(Recorded data)
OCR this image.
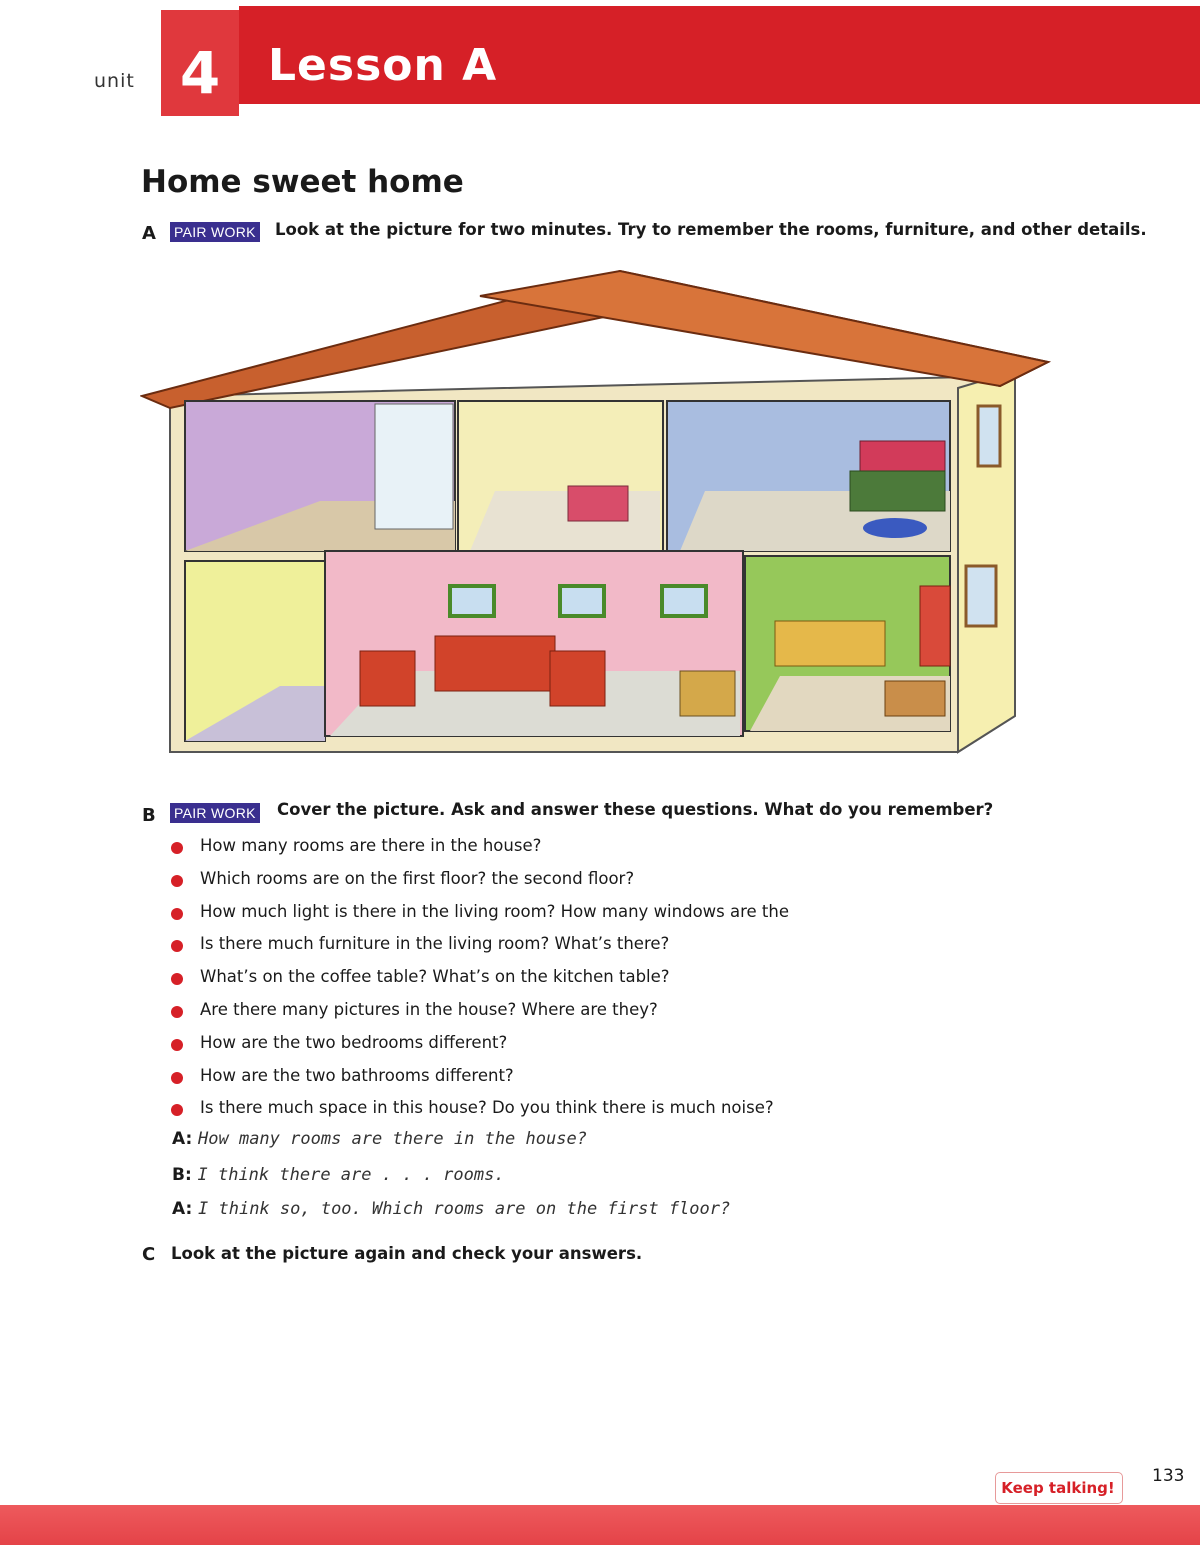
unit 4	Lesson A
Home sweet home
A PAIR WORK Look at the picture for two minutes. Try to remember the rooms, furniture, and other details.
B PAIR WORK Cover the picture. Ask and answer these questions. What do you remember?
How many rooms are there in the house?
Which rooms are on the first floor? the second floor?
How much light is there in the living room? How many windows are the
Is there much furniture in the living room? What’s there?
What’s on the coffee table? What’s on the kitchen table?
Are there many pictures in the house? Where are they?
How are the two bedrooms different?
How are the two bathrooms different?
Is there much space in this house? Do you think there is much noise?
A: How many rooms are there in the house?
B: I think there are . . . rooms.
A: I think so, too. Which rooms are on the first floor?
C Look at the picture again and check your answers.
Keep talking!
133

> [Instructions for the task]: Transcribe the records above verbatim. Do not carry over any picture.

> [Solved problem]:
OCR this image.
unit 4	Lesson A
Home sweet home
A PAIR WORK Look at the picture for two minutes. Try to remember the rooms, furniture, and other details.
B PAIR WORK Cover the picture. Ask and answer these questions. What do you remember?
How many rooms are there in the house?
Which rooms are on the first floor? the second floor?
How much light is there in the living room? How many windows are the
Is there much furniture in the living room? What’s there?
What’s on the coffee table? What’s on the kitchen table?
Are there many pictures in the house? Where are they?
How are the two bedrooms different?
How are the two bathrooms different?
Is there much space in this house? Do you think there is much noise?
A: How many rooms are there in the house?
B: I think there are . . . rooms.
A: I think so, too. Which rooms are on the first floor?
C Look at the picture again and check your answers.
Keep talking!
133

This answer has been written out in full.